## Short exercise
Reproduce every line of the listing as written, apart from the pictures.

## Provided material
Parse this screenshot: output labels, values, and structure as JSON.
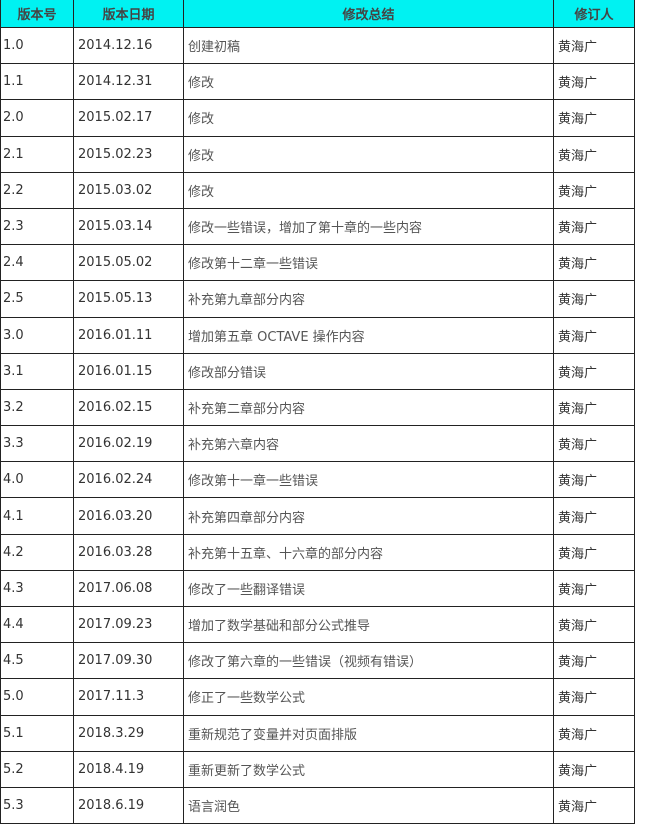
{
  "header": {
    "version": "版本号",
    "date": "版本日期",
    "summary": "修改总结",
    "author": "修订人"
  },
  "colors": {
    "header_bg": "#00f2f2",
    "border": "#222222"
  },
  "rows": [
    {
      "version": "1.0",
      "date": "2014.12.16",
      "summary": "创建初稿",
      "author": "黄海广"
    },
    {
      "version": "1.1",
      "date": "2014.12.31",
      "summary": "修改",
      "author": "黄海广"
    },
    {
      "version": "2.0",
      "date": "2015.02.17",
      "summary": "修改",
      "author": "黄海广"
    },
    {
      "version": "2.1",
      "date": "2015.02.23",
      "summary": "修改",
      "author": "黄海广"
    },
    {
      "version": "2.2",
      "date": "2015.03.02",
      "summary": "修改",
      "author": "黄海广"
    },
    {
      "version": "2.3",
      "date": "2015.03.14",
      "summary": "修改一些错误，增加了第十章的一些内容",
      "author": "黄海广"
    },
    {
      "version": "2.4",
      "date": "2015.05.02",
      "summary": "修改第十二章一些错误",
      "author": "黄海广"
    },
    {
      "version": "2.5",
      "date": "2015.05.13",
      "summary": "补充第九章部分内容",
      "author": "黄海广"
    },
    {
      "version": "3.0",
      "date": "2016.01.11",
      "summary": "增加第五章 OCTAVE 操作内容",
      "author": "黄海广"
    },
    {
      "version": "3.1",
      "date": "2016.01.15",
      "summary": "修改部分错误",
      "author": "黄海广"
    },
    {
      "version": "3.2",
      "date": "2016.02.15",
      "summary": "补充第二章部分内容",
      "author": "黄海广"
    },
    {
      "version": "3.3",
      "date": "2016.02.19",
      "summary": "补充第六章内容",
      "author": "黄海广"
    },
    {
      "version": "4.0",
      "date": "2016.02.24",
      "summary": "修改第十一章一些错误",
      "author": "黄海广"
    },
    {
      "version": "4.1",
      "date": "2016.03.20",
      "summary": "补充第四章部分内容",
      "author": "黄海广"
    },
    {
      "version": "4.2",
      "date": "2016.03.28",
      "summary": "补充第十五章、十六章的部分内容",
      "author": "黄海广"
    },
    {
      "version": "4.3",
      "date": "2017.06.08",
      "summary": "修改了一些翻译错误",
      "author": "黄海广"
    },
    {
      "version": "4.4",
      "date": "2017.09.23",
      "summary": "增加了数学基础和部分公式推导",
      "author": "黄海广"
    },
    {
      "version": "4.5",
      "date": "2017.09.30",
      "summary": "修改了第六章的一些错误（视频有错误）",
      "author": "黄海广"
    },
    {
      "version": "5.0",
      "date": "2017.11.3",
      "summary": "修正了一些数学公式",
      "author": "黄海广"
    },
    {
      "version": "5.1",
      "date": "2018.3.29",
      "summary": "重新规范了变量并对页面排版",
      "author": "黄海广"
    },
    {
      "version": "5.2",
      "date": "2018.4.19",
      "summary": "重新更新了数学公式",
      "author": "黄海广"
    },
    {
      "version": "5.3",
      "date": "2018.6.19",
      "summary": "语言润色",
      "author": "黄海广"
    }
  ]
}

## Result for this exercise
Parse this screenshot: output labels, values, and structure as JSON.
{
  "header": {
    "version": "版本号",
    "date": "版本日期",
    "summary": "修改总结",
    "author": "修订人"
  },
  "colors": {
    "header_bg": "#00f2f2",
    "border": "#222222"
  },
  "rows": [
    {
      "version": "1.0",
      "date": "2014.12.16",
      "summary": "创建初稿",
      "author": "黄海广"
    },
    {
      "version": "1.1",
      "date": "2014.12.31",
      "summary": "修改",
      "author": "黄海广"
    },
    {
      "version": "2.0",
      "date": "2015.02.17",
      "summary": "修改",
      "author": "黄海广"
    },
    {
      "version": "2.1",
      "date": "2015.02.23",
      "summary": "修改",
      "author": "黄海广"
    },
    {
      "version": "2.2",
      "date": "2015.03.02",
      "summary": "修改",
      "author": "黄海广"
    },
    {
      "version": "2.3",
      "date": "2015.03.14",
      "summary": "修改一些错误，增加了第十章的一些内容",
      "author": "黄海广"
    },
    {
      "version": "2.4",
      "date": "2015.05.02",
      "summary": "修改第十二章一些错误",
      "author": "黄海广"
    },
    {
      "version": "2.5",
      "date": "2015.05.13",
      "summary": "补充第九章部分内容",
      "author": "黄海广"
    },
    {
      "version": "3.0",
      "date": "2016.01.11",
      "summary": "增加第五章 OCTAVE 操作内容",
      "author": "黄海广"
    },
    {
      "version": "3.1",
      "date": "2016.01.15",
      "summary": "修改部分错误",
      "author": "黄海广"
    },
    {
      "version": "3.2",
      "date": "2016.02.15",
      "summary": "补充第二章部分内容",
      "author": "黄海广"
    },
    {
      "version": "3.3",
      "date": "2016.02.19",
      "summary": "补充第六章内容",
      "author": "黄海广"
    },
    {
      "version": "4.0",
      "date": "2016.02.24",
      "summary": "修改第十一章一些错误",
      "author": "黄海广"
    },
    {
      "version": "4.1",
      "date": "2016.03.20",
      "summary": "补充第四章部分内容",
      "author": "黄海广"
    },
    {
      "version": "4.2",
      "date": "2016.03.28",
      "summary": "补充第十五章、十六章的部分内容",
      "author": "黄海广"
    },
    {
      "version": "4.3",
      "date": "2017.06.08",
      "summary": "修改了一些翻译错误",
      "author": "黄海广"
    },
    {
      "version": "4.4",
      "date": "2017.09.23",
      "summary": "增加了数学基础和部分公式推导",
      "author": "黄海广"
    },
    {
      "version": "4.5",
      "date": "2017.09.30",
      "summary": "修改了第六章的一些错误（视频有错误）",
      "author": "黄海广"
    },
    {
      "version": "5.0",
      "date": "2017.11.3",
      "summary": "修正了一些数学公式",
      "author": "黄海广"
    },
    {
      "version": "5.1",
      "date": "2018.3.29",
      "summary": "重新规范了变量并对页面排版",
      "author": "黄海广"
    },
    {
      "version": "5.2",
      "date": "2018.4.19",
      "summary": "重新更新了数学公式",
      "author": "黄海广"
    },
    {
      "version": "5.3",
      "date": "2018.6.19",
      "summary": "语言润色",
      "author": "黄海广"
    }
  ]
}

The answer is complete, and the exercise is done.